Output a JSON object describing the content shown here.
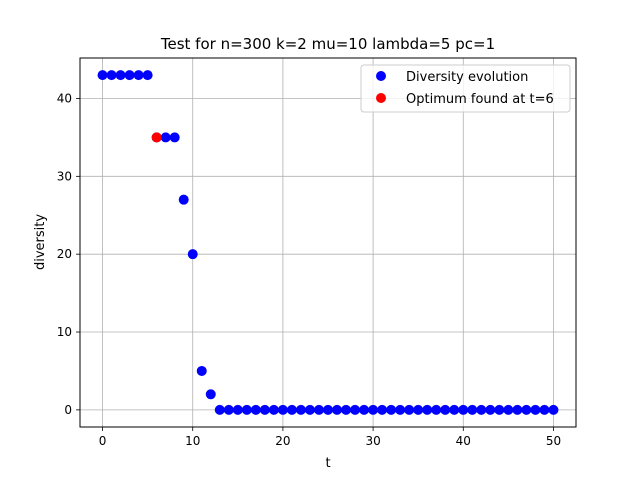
{
  "chart_data": {
    "type": "scatter",
    "title": "Test for n=300 k=2 mu=10 lambda=5 pc=1",
    "xlabel": "t",
    "ylabel": "diversity",
    "xlim": [
      -2.5,
      52.5
    ],
    "ylim": [
      -2.2,
      45.2
    ],
    "xticks": [
      0,
      10,
      20,
      30,
      40,
      50
    ],
    "yticks": [
      0,
      10,
      20,
      30,
      40
    ],
    "grid": true,
    "legend_position": "top-right",
    "series": [
      {
        "name": "Diversity evolution",
        "color": "#0000ff",
        "x": [
          0,
          1,
          2,
          3,
          4,
          5,
          6,
          7,
          8,
          9,
          10,
          11,
          12,
          13,
          14,
          15,
          16,
          17,
          18,
          19,
          20,
          21,
          22,
          23,
          24,
          25,
          26,
          27,
          28,
          29,
          30,
          31,
          32,
          33,
          34,
          35,
          36,
          37,
          38,
          39,
          40,
          41,
          42,
          43,
          44,
          45,
          46,
          47,
          48,
          49,
          50
        ],
        "y": [
          43,
          43,
          43,
          43,
          43,
          43,
          35,
          35,
          35,
          27,
          20,
          5,
          2,
          0,
          0,
          0,
          0,
          0,
          0,
          0,
          0,
          0,
          0,
          0,
          0,
          0,
          0,
          0,
          0,
          0,
          0,
          0,
          0,
          0,
          0,
          0,
          0,
          0,
          0,
          0,
          0,
          0,
          0,
          0,
          0,
          0,
          0,
          0,
          0,
          0,
          0
        ]
      },
      {
        "name": "Optimum found at t=6",
        "color": "#ff0000",
        "x": [
          6
        ],
        "y": [
          35
        ]
      }
    ]
  }
}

++++++++++

> _Written task_: Omit the pictures and reproduce the listing exactly.

> _Expected answer_:
Output a JSON object describing the content shown here.
{
  "chart_data": {
    "type": "scatter",
    "title": "Test for n=300 k=2 mu=10 lambda=5 pc=1",
    "xlabel": "t",
    "ylabel": "diversity",
    "xlim": [
      -2.5,
      52.5
    ],
    "ylim": [
      -2.2,
      45.2
    ],
    "xticks": [
      0,
      10,
      20,
      30,
      40,
      50
    ],
    "yticks": [
      0,
      10,
      20,
      30,
      40
    ],
    "grid": true,
    "legend_position": "top-right",
    "series": [
      {
        "name": "Diversity evolution",
        "color": "#0000ff",
        "x": [
          0,
          1,
          2,
          3,
          4,
          5,
          6,
          7,
          8,
          9,
          10,
          11,
          12,
          13,
          14,
          15,
          16,
          17,
          18,
          19,
          20,
          21,
          22,
          23,
          24,
          25,
          26,
          27,
          28,
          29,
          30,
          31,
          32,
          33,
          34,
          35,
          36,
          37,
          38,
          39,
          40,
          41,
          42,
          43,
          44,
          45,
          46,
          47,
          48,
          49,
          50
        ],
        "y": [
          43,
          43,
          43,
          43,
          43,
          43,
          35,
          35,
          35,
          27,
          20,
          5,
          2,
          0,
          0,
          0,
          0,
          0,
          0,
          0,
          0,
          0,
          0,
          0,
          0,
          0,
          0,
          0,
          0,
          0,
          0,
          0,
          0,
          0,
          0,
          0,
          0,
          0,
          0,
          0,
          0,
          0,
          0,
          0,
          0,
          0,
          0,
          0,
          0,
          0,
          0
        ]
      },
      {
        "name": "Optimum found at t=6",
        "color": "#ff0000",
        "x": [
          6
        ],
        "y": [
          35
        ]
      }
    ]
  }
}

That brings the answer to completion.